[Information shown]:
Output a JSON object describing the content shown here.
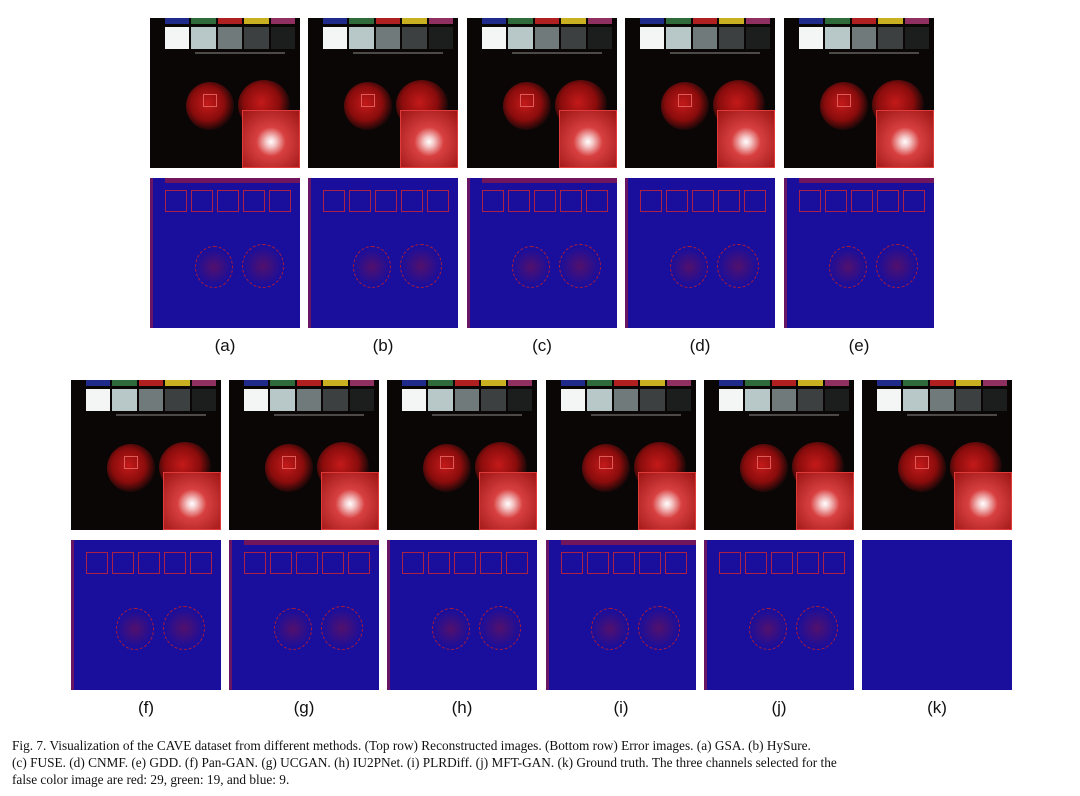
{
  "figure": {
    "top_row_labels": [
      "(a)",
      "(b)",
      "(c)",
      "(d)",
      "(e)"
    ],
    "bottom_row_labels": [
      "(f)",
      "(g)",
      "(h)",
      "(i)",
      "(j)",
      "(k)"
    ],
    "colors": {
      "error_background": "#1a0f9c",
      "error_marks": "#d21e1e",
      "reconstruction_background": "#0b0606",
      "fruit": "#c41a1a"
    }
  },
  "caption": {
    "line1": "Fig. 7.   Visualization of the CAVE dataset from different methods. (Top row) Reconstructed images. (Bottom row) Error images. (a) GSA. (b) HySure.",
    "line2": "(c) FUSE. (d) CNMF. (e) GDD. (f) Pan-GAN. (g) UCGAN. (h) IU2PNet. (i) PLRDiff. (j) MFT-GAN. (k) Ground truth. The three channels selected for the",
    "line3": "false color image are red: 29, green: 19, and blue: 9."
  }
}
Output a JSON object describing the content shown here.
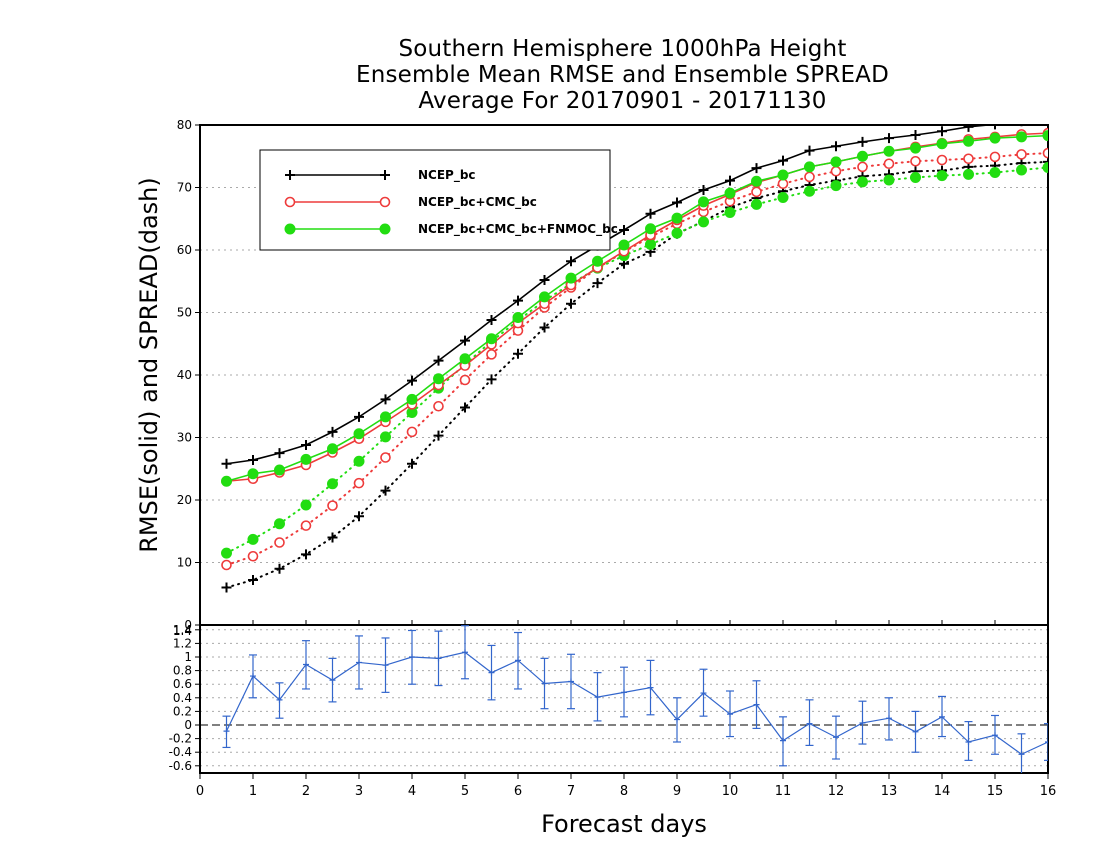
{
  "title": {
    "line1": "Southern Hemisphere 1000hPa Height",
    "line2": "Ensemble Mean RMSE and Ensemble SPREAD",
    "line3": "Average For 20170901 - 20171130"
  },
  "colors": {
    "ncep": "#000000",
    "cmc": "#ee3b3b",
    "fnmoc": "#22dd11",
    "diff": "#3366cc"
  },
  "chart_data": [
    {
      "type": "line",
      "ylabel": "RMSE(solid) and SPREAD(dash)",
      "xlabel": "Forecast days",
      "xlim": [
        0,
        16
      ],
      "ylim": [
        0,
        80
      ],
      "yticks": [
        0,
        10,
        20,
        30,
        40,
        50,
        60,
        70,
        80
      ],
      "xticks": [
        0,
        1,
        2,
        3,
        4,
        5,
        6,
        7,
        8,
        9,
        10,
        11,
        12,
        13,
        14,
        15,
        16
      ],
      "grid": true,
      "legend": "top-left",
      "x": [
        0.5,
        1,
        1.5,
        2,
        2.5,
        3,
        3.5,
        4,
        4.5,
        5,
        5.5,
        6,
        6.5,
        7,
        7.5,
        8,
        8.5,
        9,
        9.5,
        10,
        10.5,
        11,
        11.5,
        12,
        12.5,
        13,
        13.5,
        14,
        14.5,
        15,
        15.5,
        16
      ],
      "series": [
        {
          "name": "NCEP_bc",
          "style": "solid",
          "marker": "plus",
          "color": "#000000",
          "values": [
            25.8,
            26.4,
            27.5,
            28.8,
            30.9,
            33.3,
            36.1,
            39.1,
            42.3,
            45.5,
            48.8,
            51.9,
            55.2,
            58.2,
            60.7,
            63.2,
            65.8,
            67.6,
            69.6,
            71.1,
            73.1,
            74.3,
            75.9,
            76.6,
            77.3,
            77.9,
            78.4,
            79.0,
            79.7,
            80.1,
            80.6,
            81.2
          ]
        },
        {
          "name": "NCEP_bc+CMC_bc",
          "style": "solid",
          "marker": "open-circle",
          "color": "#ee3b3b",
          "values": [
            23.0,
            23.4,
            24.4,
            25.6,
            27.6,
            29.8,
            32.5,
            35.3,
            38.4,
            41.5,
            44.9,
            48.3,
            51.4,
            54.4,
            57.2,
            59.8,
            62.4,
            64.8,
            67.1,
            68.9,
            70.8,
            72.0,
            73.3,
            74.1,
            75.0,
            75.8,
            76.5,
            77.1,
            77.7,
            78.1,
            78.5,
            78.7
          ]
        },
        {
          "name": "NCEP_bc+CMC_bc+FNMOC_bc",
          "style": "solid",
          "marker": "filled-circle",
          "color": "#22dd11",
          "values": [
            23.0,
            24.2,
            24.8,
            26.5,
            28.2,
            30.6,
            33.3,
            36.1,
            39.4,
            42.6,
            45.8,
            49.2,
            52.5,
            55.5,
            58.2,
            60.8,
            63.4,
            65.1,
            67.7,
            69.1,
            71.0,
            72.0,
            73.3,
            74.1,
            75.0,
            75.8,
            76.3,
            77.0,
            77.4,
            77.9,
            78.1,
            78.3
          ]
        },
        {
          "name": "NCEP_bc SPREAD",
          "style": "dotted",
          "marker": "plus",
          "color": "#000000",
          "values": [
            6.0,
            7.2,
            9.0,
            11.3,
            14.0,
            17.4,
            21.5,
            25.8,
            30.3,
            34.8,
            39.3,
            43.4,
            47.6,
            51.4,
            54.7,
            57.8,
            59.7,
            62.6,
            64.6,
            66.8,
            68.3,
            69.4,
            70.4,
            71.1,
            71.8,
            72.1,
            72.6,
            72.7,
            73.3,
            73.5,
            73.9,
            74.1
          ]
        },
        {
          "name": "NCEP_bc+CMC_bc SPREAD",
          "style": "dotted",
          "marker": "open-circle",
          "color": "#ee3b3b",
          "values": [
            9.6,
            11.0,
            13.2,
            15.9,
            19.1,
            22.7,
            26.8,
            30.9,
            35.0,
            39.2,
            43.3,
            47.1,
            50.8,
            54.0,
            57.1,
            59.7,
            62.1,
            64.2,
            66.1,
            67.8,
            69.3,
            70.6,
            71.7,
            72.6,
            73.3,
            73.8,
            74.2,
            74.4,
            74.6,
            74.9,
            75.3,
            75.5
          ]
        },
        {
          "name": "NCEP_bc+CMC_bc+FNMOC_bc SPREAD",
          "style": "dotted",
          "marker": "filled-circle",
          "color": "#22dd11",
          "values": [
            11.5,
            13.7,
            16.2,
            19.2,
            22.6,
            26.2,
            30.1,
            34.0,
            37.9,
            41.7,
            45.4,
            48.7,
            51.9,
            54.6,
            57.1,
            59.1,
            60.9,
            62.7,
            64.5,
            66.0,
            67.3,
            68.4,
            69.4,
            70.3,
            70.9,
            71.2,
            71.6,
            71.9,
            72.1,
            72.4,
            72.8,
            73.2
          ]
        }
      ],
      "legend_labels": [
        "NCEP_bc",
        "NCEP_bc+CMC_bc",
        "NCEP_bc+CMC_bc+FNMOC_bc"
      ]
    },
    {
      "type": "line",
      "xlim": [
        0,
        16
      ],
      "ylim": [
        -0.8,
        1.5
      ],
      "yticks": [
        -0.6,
        -0.4,
        -0.2,
        0,
        0.2,
        0.4,
        0.6,
        0.8,
        1,
        1.2,
        1.4
      ],
      "ytick_labels": [
        "-0.6",
        "-0.4",
        "-0.2",
        "0",
        "0.2",
        "0.4",
        "0.6",
        "0.8",
        "1",
        "1.2",
        "1.4"
      ],
      "extra_top_label": "1.4",
      "grid": true,
      "zero_line": "dashed",
      "x": [
        0.5,
        1,
        1.5,
        2,
        2.5,
        3,
        3.5,
        4,
        4.5,
        5,
        5.5,
        6,
        6.5,
        7,
        7.5,
        8,
        8.5,
        9,
        9.5,
        10,
        10.5,
        11,
        11.5,
        12,
        12.5,
        13,
        13.5,
        14,
        14.5,
        15,
        15.5,
        16
      ],
      "values": [
        -0.09,
        0.72,
        0.37,
        0.89,
        0.66,
        0.92,
        0.88,
        1.0,
        0.98,
        1.07,
        0.77,
        0.95,
        0.61,
        0.64,
        0.41,
        0.48,
        0.55,
        0.08,
        0.47,
        0.16,
        0.3,
        -0.23,
        0.02,
        -0.18,
        0.03,
        0.1,
        -0.1,
        0.12,
        -0.25,
        -0.15,
        -0.43,
        -0.25
      ],
      "error_low": [
        -0.33,
        0.4,
        0.1,
        0.53,
        0.34,
        0.53,
        0.48,
        0.6,
        0.58,
        0.68,
        0.37,
        0.53,
        0.24,
        0.24,
        0.06,
        0.12,
        0.15,
        -0.25,
        0.13,
        -0.17,
        -0.05,
        -0.6,
        -0.3,
        -0.5,
        -0.28,
        -0.22,
        -0.4,
        -0.17,
        -0.52,
        -0.43,
        -0.72,
        -0.52
      ],
      "error_high": [
        0.13,
        1.03,
        0.62,
        1.24,
        0.98,
        1.31,
        1.28,
        1.39,
        1.38,
        1.46,
        1.17,
        1.36,
        0.98,
        1.04,
        0.77,
        0.85,
        0.95,
        0.4,
        0.82,
        0.5,
        0.65,
        0.12,
        0.37,
        0.13,
        0.35,
        0.4,
        0.2,
        0.42,
        0.05,
        0.14,
        -0.13,
        0.02
      ],
      "color": "#3366cc"
    }
  ]
}
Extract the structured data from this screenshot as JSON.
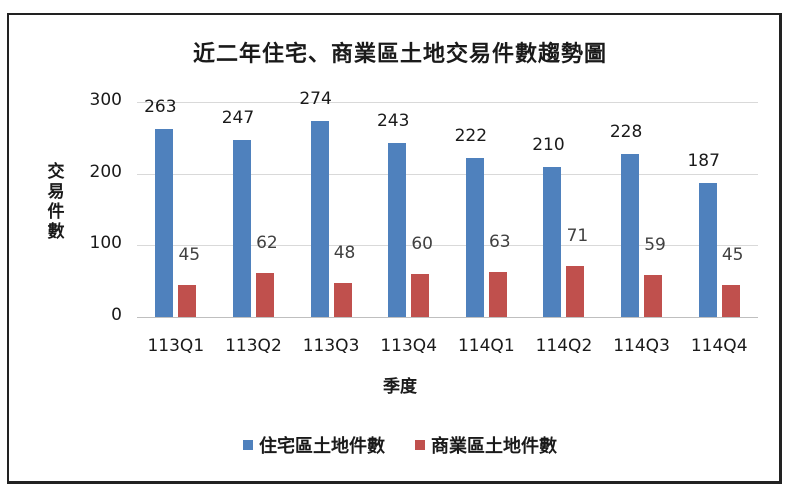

[The problem]:
In the material above, find the lines that contain "name" and show them.

[Answer to the task]:
          "name": "NCEP_bc",
          "name": "NCEP_bc+CMC_bc",
          "name": "NCEP_bc+CMC_bc+FNMOC_bc",
          "name": "NCEP_bc SPREAD",
          "name": "NCEP_bc+CMC_bc SPREAD",
          "name": "NCEP_bc+CMC_bc+FNMOC_bc SPREAD",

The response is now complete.